Directive
Below is a block of records; repeat all of them exactly.

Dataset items
-- -- --
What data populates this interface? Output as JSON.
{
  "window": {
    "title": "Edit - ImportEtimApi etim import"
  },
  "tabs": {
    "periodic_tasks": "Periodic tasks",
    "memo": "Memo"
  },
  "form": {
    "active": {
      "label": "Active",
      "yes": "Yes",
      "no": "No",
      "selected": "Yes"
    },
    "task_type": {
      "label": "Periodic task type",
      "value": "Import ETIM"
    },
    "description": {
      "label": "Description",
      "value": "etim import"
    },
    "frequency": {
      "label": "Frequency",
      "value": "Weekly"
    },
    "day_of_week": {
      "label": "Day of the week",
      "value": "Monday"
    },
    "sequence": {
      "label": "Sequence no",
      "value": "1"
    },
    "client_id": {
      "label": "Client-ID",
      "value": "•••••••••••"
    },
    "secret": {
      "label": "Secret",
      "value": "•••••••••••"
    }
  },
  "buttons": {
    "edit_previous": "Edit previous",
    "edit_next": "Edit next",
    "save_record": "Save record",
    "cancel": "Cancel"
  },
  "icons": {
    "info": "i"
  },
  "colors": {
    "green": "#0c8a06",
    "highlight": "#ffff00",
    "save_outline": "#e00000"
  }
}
-- -- --
Exercise solution
What data populates this interface? Output as JSON.
{
  "window": {
    "title": "Edit - ImportEtimApi etim import"
  },
  "tabs": {
    "periodic_tasks": "Periodic tasks",
    "memo": "Memo"
  },
  "form": {
    "active": {
      "label": "Active",
      "yes": "Yes",
      "no": "No",
      "selected": "Yes"
    },
    "task_type": {
      "label": "Periodic task type",
      "value": "Import ETIM"
    },
    "description": {
      "label": "Description",
      "value": "etim import"
    },
    "frequency": {
      "label": "Frequency",
      "value": "Weekly"
    },
    "day_of_week": {
      "label": "Day of the week",
      "value": "Monday"
    },
    "sequence": {
      "label": "Sequence no",
      "value": "1"
    },
    "client_id": {
      "label": "Client-ID",
      "value": "•••••••••••"
    },
    "secret": {
      "label": "Secret",
      "value": "•••••••••••"
    }
  },
  "buttons": {
    "edit_previous": "Edit previous",
    "edit_next": "Edit next",
    "save_record": "Save record",
    "cancel": "Cancel"
  },
  "icons": {
    "info": "i"
  },
  "colors": {
    "green": "#0c8a06",
    "highlight": "#ffff00",
    "save_outline": "#e00000"
  }
}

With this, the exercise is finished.